[Records from a collection of figures]

■ ■ ■ ■

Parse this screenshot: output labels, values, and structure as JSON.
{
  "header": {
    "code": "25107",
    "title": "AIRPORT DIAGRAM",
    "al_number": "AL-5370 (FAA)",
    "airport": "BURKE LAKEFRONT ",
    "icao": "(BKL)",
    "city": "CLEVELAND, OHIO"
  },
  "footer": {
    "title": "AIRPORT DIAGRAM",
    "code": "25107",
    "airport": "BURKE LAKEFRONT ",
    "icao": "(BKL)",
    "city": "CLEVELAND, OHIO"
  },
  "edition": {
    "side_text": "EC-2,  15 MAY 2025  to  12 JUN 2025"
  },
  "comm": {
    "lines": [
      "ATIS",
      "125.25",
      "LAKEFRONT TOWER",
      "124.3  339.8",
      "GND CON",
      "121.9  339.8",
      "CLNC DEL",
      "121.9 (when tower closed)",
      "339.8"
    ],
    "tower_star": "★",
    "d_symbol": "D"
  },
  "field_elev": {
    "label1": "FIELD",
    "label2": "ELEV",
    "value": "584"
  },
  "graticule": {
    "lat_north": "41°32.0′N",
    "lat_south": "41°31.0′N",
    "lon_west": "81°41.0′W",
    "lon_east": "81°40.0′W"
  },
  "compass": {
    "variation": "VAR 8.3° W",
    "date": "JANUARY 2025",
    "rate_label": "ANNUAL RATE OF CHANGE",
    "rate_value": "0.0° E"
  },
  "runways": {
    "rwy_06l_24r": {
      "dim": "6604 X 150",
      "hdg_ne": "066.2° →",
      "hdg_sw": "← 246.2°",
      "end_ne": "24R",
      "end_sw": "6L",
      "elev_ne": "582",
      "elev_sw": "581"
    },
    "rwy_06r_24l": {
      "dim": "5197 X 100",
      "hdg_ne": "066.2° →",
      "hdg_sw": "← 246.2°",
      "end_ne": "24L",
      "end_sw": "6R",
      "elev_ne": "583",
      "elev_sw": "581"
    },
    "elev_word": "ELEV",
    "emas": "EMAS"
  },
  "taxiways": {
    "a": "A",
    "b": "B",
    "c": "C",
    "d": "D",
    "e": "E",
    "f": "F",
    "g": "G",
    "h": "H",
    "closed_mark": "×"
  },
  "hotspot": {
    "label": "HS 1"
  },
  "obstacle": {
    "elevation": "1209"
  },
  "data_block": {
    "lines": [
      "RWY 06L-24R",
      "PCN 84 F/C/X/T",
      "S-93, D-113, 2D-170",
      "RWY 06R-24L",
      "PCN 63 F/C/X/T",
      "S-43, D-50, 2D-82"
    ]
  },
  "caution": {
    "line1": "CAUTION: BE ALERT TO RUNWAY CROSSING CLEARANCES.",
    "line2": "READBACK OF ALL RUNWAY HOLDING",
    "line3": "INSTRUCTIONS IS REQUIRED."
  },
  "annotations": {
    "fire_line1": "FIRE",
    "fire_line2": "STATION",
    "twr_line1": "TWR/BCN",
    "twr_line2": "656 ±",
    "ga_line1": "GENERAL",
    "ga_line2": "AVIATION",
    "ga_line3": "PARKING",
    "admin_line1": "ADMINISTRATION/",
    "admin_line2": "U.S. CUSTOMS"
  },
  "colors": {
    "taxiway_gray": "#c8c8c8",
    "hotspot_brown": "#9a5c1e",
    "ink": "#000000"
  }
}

■ ■ ■ ■

Goal: Repeat each record exactly. Omit nothing.

Solution for this problem:
Parse this screenshot: output labels, values, and structure as JSON.
{
  "header": {
    "code": "25107",
    "title": "AIRPORT DIAGRAM",
    "al_number": "AL-5370 (FAA)",
    "airport": "BURKE LAKEFRONT ",
    "icao": "(BKL)",
    "city": "CLEVELAND, OHIO"
  },
  "footer": {
    "title": "AIRPORT DIAGRAM",
    "code": "25107",
    "airport": "BURKE LAKEFRONT ",
    "icao": "(BKL)",
    "city": "CLEVELAND, OHIO"
  },
  "edition": {
    "side_text": "EC-2,  15 MAY 2025  to  12 JUN 2025"
  },
  "comm": {
    "lines": [
      "ATIS",
      "125.25",
      "LAKEFRONT TOWER",
      "124.3  339.8",
      "GND CON",
      "121.9  339.8",
      "CLNC DEL",
      "121.9 (when tower closed)",
      "339.8"
    ],
    "tower_star": "★",
    "d_symbol": "D"
  },
  "field_elev": {
    "label1": "FIELD",
    "label2": "ELEV",
    "value": "584"
  },
  "graticule": {
    "lat_north": "41°32.0′N",
    "lat_south": "41°31.0′N",
    "lon_west": "81°41.0′W",
    "lon_east": "81°40.0′W"
  },
  "compass": {
    "variation": "VAR 8.3° W",
    "date": "JANUARY 2025",
    "rate_label": "ANNUAL RATE OF CHANGE",
    "rate_value": "0.0° E"
  },
  "runways": {
    "rwy_06l_24r": {
      "dim": "6604 X 150",
      "hdg_ne": "066.2° →",
      "hdg_sw": "← 246.2°",
      "end_ne": "24R",
      "end_sw": "6L",
      "elev_ne": "582",
      "elev_sw": "581"
    },
    "rwy_06r_24l": {
      "dim": "5197 X 100",
      "hdg_ne": "066.2° →",
      "hdg_sw": "← 246.2°",
      "end_ne": "24L",
      "end_sw": "6R",
      "elev_ne": "583",
      "elev_sw": "581"
    },
    "elev_word": "ELEV",
    "emas": "EMAS"
  },
  "taxiways": {
    "a": "A",
    "b": "B",
    "c": "C",
    "d": "D",
    "e": "E",
    "f": "F",
    "g": "G",
    "h": "H",
    "closed_mark": "×"
  },
  "hotspot": {
    "label": "HS 1"
  },
  "obstacle": {
    "elevation": "1209"
  },
  "data_block": {
    "lines": [
      "RWY 06L-24R",
      "PCN 84 F/C/X/T",
      "S-93, D-113, 2D-170",
      "RWY 06R-24L",
      "PCN 63 F/C/X/T",
      "S-43, D-50, 2D-82"
    ]
  },
  "caution": {
    "line1": "CAUTION: BE ALERT TO RUNWAY CROSSING CLEARANCES.",
    "line2": "READBACK OF ALL RUNWAY HOLDING",
    "line3": "INSTRUCTIONS IS REQUIRED."
  },
  "annotations": {
    "fire_line1": "FIRE",
    "fire_line2": "STATION",
    "twr_line1": "TWR/BCN",
    "twr_line2": "656 ±",
    "ga_line1": "GENERAL",
    "ga_line2": "AVIATION",
    "ga_line3": "PARKING",
    "admin_line1": "ADMINISTRATION/",
    "admin_line2": "U.S. CUSTOMS"
  },
  "colors": {
    "taxiway_gray": "#c8c8c8",
    "hotspot_brown": "#9a5c1e",
    "ink": "#000000"
  }
}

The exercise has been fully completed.